_What to do:_ Within the records below, find each line that holds the string "stars", then copy it.

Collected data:

· · · · ·

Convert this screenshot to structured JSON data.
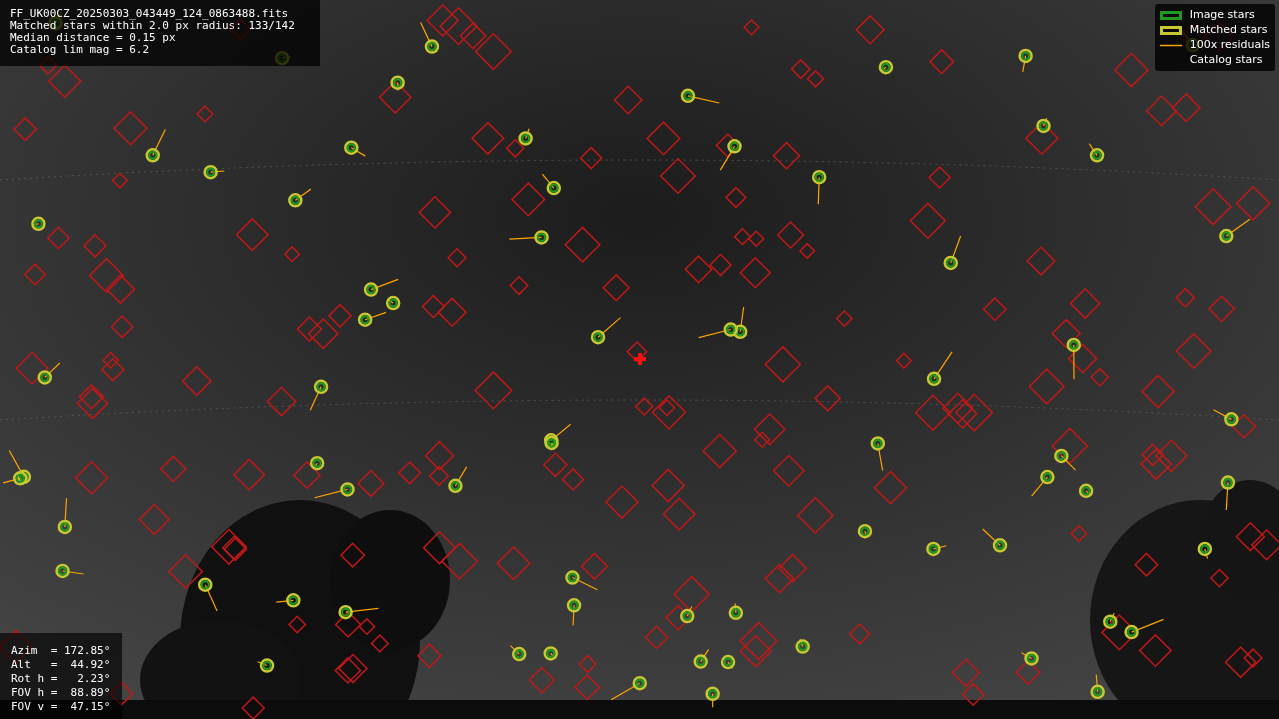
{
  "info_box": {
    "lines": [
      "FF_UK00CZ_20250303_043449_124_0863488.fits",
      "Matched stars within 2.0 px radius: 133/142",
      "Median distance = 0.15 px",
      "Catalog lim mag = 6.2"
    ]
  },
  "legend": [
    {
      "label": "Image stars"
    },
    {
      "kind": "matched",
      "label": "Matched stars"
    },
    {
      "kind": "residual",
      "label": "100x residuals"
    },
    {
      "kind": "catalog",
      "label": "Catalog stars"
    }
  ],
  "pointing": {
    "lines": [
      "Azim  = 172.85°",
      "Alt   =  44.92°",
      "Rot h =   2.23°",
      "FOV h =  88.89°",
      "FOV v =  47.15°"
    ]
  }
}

· · · · ·

_Exercise response:_
      "Matched stars within 2.0 px radius: 133/142",
      "label": "Image stars"
      "label": "Matched stars"
      "label": "Catalog stars"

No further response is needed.